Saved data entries
--- --- ---

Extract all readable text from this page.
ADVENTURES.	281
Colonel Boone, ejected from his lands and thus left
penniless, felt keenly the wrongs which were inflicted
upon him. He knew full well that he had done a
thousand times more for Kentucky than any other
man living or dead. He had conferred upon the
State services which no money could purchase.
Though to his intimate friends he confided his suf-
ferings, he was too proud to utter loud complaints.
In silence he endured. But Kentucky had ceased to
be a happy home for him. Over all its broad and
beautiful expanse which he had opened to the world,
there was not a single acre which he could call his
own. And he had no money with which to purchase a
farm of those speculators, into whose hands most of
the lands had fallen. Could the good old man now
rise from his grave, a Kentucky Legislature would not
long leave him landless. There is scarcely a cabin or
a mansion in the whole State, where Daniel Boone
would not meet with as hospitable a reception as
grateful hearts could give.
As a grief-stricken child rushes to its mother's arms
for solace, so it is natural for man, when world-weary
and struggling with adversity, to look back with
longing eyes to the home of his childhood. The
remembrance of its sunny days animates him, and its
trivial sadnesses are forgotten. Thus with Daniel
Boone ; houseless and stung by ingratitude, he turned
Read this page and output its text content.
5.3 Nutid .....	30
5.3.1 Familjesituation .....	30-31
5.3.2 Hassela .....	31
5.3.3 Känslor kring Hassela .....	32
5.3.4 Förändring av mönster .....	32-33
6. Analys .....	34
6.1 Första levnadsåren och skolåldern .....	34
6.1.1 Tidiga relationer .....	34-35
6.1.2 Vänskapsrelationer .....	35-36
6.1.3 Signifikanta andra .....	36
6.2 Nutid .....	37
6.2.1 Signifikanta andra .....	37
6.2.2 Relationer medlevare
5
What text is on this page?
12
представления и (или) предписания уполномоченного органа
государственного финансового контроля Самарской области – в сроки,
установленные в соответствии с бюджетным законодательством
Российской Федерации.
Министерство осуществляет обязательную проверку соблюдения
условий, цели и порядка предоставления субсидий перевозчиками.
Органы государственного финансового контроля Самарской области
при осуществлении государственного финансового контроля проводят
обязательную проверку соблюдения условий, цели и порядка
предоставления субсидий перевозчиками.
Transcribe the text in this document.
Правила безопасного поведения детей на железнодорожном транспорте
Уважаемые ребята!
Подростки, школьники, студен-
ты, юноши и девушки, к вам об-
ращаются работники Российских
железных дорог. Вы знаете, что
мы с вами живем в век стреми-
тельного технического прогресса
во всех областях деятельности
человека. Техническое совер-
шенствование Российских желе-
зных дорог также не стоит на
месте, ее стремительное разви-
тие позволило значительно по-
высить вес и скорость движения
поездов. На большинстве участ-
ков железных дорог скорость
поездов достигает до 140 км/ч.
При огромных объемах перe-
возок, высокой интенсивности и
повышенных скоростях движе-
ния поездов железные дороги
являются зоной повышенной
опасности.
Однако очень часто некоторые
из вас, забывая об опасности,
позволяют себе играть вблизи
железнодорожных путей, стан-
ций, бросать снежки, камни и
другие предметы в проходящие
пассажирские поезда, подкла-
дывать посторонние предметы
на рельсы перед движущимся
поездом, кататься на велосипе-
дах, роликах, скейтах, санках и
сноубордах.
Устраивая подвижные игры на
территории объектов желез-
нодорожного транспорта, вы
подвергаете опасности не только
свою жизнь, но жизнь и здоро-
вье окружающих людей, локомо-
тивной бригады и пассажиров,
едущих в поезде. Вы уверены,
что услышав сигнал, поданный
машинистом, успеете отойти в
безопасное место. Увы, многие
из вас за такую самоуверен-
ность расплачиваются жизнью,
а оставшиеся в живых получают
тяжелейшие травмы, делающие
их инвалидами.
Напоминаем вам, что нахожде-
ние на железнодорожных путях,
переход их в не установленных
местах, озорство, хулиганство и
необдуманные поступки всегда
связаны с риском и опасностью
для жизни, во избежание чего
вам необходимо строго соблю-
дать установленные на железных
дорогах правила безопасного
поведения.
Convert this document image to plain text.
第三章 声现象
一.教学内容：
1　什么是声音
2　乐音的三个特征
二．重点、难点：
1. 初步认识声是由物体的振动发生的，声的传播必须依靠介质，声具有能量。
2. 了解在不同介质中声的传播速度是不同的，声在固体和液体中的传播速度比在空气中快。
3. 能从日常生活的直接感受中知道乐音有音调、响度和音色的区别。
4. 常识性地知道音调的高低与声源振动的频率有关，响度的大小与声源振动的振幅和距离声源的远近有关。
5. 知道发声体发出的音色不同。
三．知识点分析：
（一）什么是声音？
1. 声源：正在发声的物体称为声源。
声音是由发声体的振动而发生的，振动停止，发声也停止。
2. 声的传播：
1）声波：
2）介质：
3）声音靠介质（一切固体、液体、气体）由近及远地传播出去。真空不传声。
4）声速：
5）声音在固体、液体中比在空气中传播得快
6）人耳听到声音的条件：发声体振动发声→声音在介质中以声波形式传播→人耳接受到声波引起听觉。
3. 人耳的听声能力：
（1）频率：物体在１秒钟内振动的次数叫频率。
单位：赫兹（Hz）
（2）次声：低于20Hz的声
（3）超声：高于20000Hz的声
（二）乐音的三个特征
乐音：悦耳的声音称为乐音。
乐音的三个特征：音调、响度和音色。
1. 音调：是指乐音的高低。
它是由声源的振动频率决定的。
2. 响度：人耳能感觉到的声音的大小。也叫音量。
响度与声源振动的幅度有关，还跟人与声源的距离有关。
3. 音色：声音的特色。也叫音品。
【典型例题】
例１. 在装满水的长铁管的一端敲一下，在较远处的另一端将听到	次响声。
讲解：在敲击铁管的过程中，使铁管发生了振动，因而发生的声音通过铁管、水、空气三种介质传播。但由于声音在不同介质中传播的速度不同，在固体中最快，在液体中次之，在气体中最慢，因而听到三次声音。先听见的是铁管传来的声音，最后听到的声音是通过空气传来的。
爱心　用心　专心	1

--- --- ---

(Given request): Retype the listing exactly, in full.

(Answer to this problem):
Extract all readable text from this page.
ADVENTURES.	281
Colonel Boone, ejected from his lands and thus left
penniless, felt keenly the wrongs which were inflicted
upon him. He knew full well that he had done a
thousand times more for Kentucky than any other
man living or dead. He had conferred upon the
State services which no money could purchase.
Though to his intimate friends he confided his suf-
ferings, he was too proud to utter loud complaints.
In silence he endured. But Kentucky had ceased to
be a happy home for him. Over all its broad and
beautiful expanse which he had opened to the world,
there was not a single acre which he could call his
own. And he had no money with which to purchase a
farm of those speculators, into whose hands most of
the lands had fallen. Could the good old man now
rise from his grave, a Kentucky Legislature would not
long leave him landless. There is scarcely a cabin or
a mansion in the whole State, where Daniel Boone
would not meet with as hospitable a reception as
grateful hearts could give.
As a grief-stricken child rushes to its mother's arms
for solace, so it is natural for man, when world-weary
and struggling with adversity, to look back with
longing eyes to the home of his childhood. The
remembrance of its sunny days animates him, and its
trivial sadnesses are forgotten. Thus with Daniel
Boone ; houseless and stung by ingratitude, he turned
Read this page and output its text content.
5.3 Nutid .....	30
5.3.1 Familjesituation .....	30-31
5.3.2 Hassela .....	31
5.3.3 Känslor kring Hassela .....	32
5.3.4 Förändring av mönster .....	32-33
6. Analys .....	34
6.1 Första levnadsåren och skolåldern .....	34
6.1.1 Tidiga relationer .....	34-35
6.1.2 Vänskapsrelationer .....	35-36
6.1.3 Signifikanta andra .....	36
6.2 Nutid .....	37
6.2.1 Signifikanta andra .....	37
6.2.2 Relationer medlevare
5
What text is on this page?
12
представления и (или) предписания уполномоченного органа
государственного финансового контроля Самарской области – в сроки,
установленные в соответствии с бюджетным законодательством
Российской Федерации.
Министерство осуществляет обязательную проверку соблюдения
условий, цели и порядка предоставления субсидий перевозчиками.
Органы государственного финансового контроля Самарской области
при осуществлении государственного финансового контроля проводят
обязательную проверку соблюдения условий, цели и порядка
предоставления субсидий перевозчиками.
Transcribe the text in this document.
Правила безопасного поведения детей на железнодорожном транспорте
Уважаемые ребята!
Подростки, школьники, студен-
ты, юноши и девушки, к вам об-
ращаются работники Российских
железных дорог. Вы знаете, что
мы с вами живем в век стреми-
тельного технического прогресса
во всех областях деятельности
человека. Техническое совер-
шенствование Российских желе-
зных дорог также не стоит на
месте, ее стремительное разви-
тие позволило значительно по-
высить вес и скорость движения
поездов. На большинстве участ-
ков железных дорог скорость
поездов достигает до 140 км/ч.
При огромных объемах перe-
возок, высокой интенсивности и
повышенных скоростях движе-
ния поездов железные дороги
являются зоной повышенной
опасности.
Однако очень часто некоторые
из вас, забывая об опасности,
позволяют себе играть вблизи
железнодорожных путей, стан-
ций, бросать снежки, камни и
другие предметы в проходящие
пассажирские поезда, подкла-
дывать посторонние предметы
на рельсы перед движущимся
поездом, кататься на велосипе-
дах, роликах, скейтах, санках и
сноубордах.
Устраивая подвижные игры на
территории объектов желез-
нодорожного транспорта, вы
подвергаете опасности не только
свою жизнь, но жизнь и здоро-
вье окружающих людей, локомо-
тивной бригады и пассажиров,
едущих в поезде. Вы уверены,
что услышав сигнал, поданный
машинистом, успеете отойти в
безопасное место. Увы, многие
из вас за такую самоуверен-
ность расплачиваются жизнью,
а оставшиеся в живых получают
тяжелейшие травмы, делающие
их инвалидами.
Напоминаем вам, что нахожде-
ние на железнодорожных путях,
переход их в не установленных
местах, озорство, хулиганство и
необдуманные поступки всегда
связаны с риском и опасностью
для жизни, во избежание чего
вам необходимо строго соблю-
дать установленные на железных
дорогах правила безопасного
поведения.
Convert this document image to plain text.
第三章 声现象
一.教学内容：
1　什么是声音
2　乐音的三个特征
二．重点、难点：
1. 初步认识声是由物体的振动发生的，声的传播必须依靠介质，声具有能量。
2. 了解在不同介质中声的传播速度是不同的，声在固体和液体中的传播速度比在空气中快。
3. 能从日常生活的直接感受中知道乐音有音调、响度和音色的区别。
4. 常识性地知道音调的高低与声源振动的频率有关，响度的大小与声源振动的振幅和距离声源的远近有关。
5. 知道发声体发出的音色不同。
三．知识点分析：
（一）什么是声音？
1. 声源：正在发声的物体称为声源。
声音是由发声体的振动而发生的，振动停止，发声也停止。
2. 声的传播：
1）声波：
2）介质：
3）声音靠介质（一切固体、液体、气体）由近及远地传播出去。真空不传声。
4）声速：
5）声音在固体、液体中比在空气中传播得快
6）人耳听到声音的条件：发声体振动发声→声音在介质中以声波形式传播→人耳接受到声波引起听觉。
3. 人耳的听声能力：
（1）频率：物体在１秒钟内振动的次数叫频率。
单位：赫兹（Hz）
（2）次声：低于20Hz的声
（3）超声：高于20000Hz的声
（二）乐音的三个特征
乐音：悦耳的声音称为乐音。
乐音的三个特征：音调、响度和音色。
1. 音调：是指乐音的高低。
它是由声源的振动频率决定的。
2. 响度：人耳能感觉到的声音的大小。也叫音量。
响度与声源振动的幅度有关，还跟人与声源的距离有关。
3. 音色：声音的特色。也叫音品。
【典型例题】
例１. 在装满水的长铁管的一端敲一下，在较远处的另一端将听到	次响声。
讲解：在敲击铁管的过程中，使铁管发生了振动，因而发生的声音通过铁管、水、空气三种介质传播。但由于声音在不同介质中传播的速度不同，在固体中最快，在液体中次之，在气体中最慢，因而听到三次声音。先听见的是铁管传来的声音，最后听到的声音是通过空气传来的。
爱心　用心　专心	1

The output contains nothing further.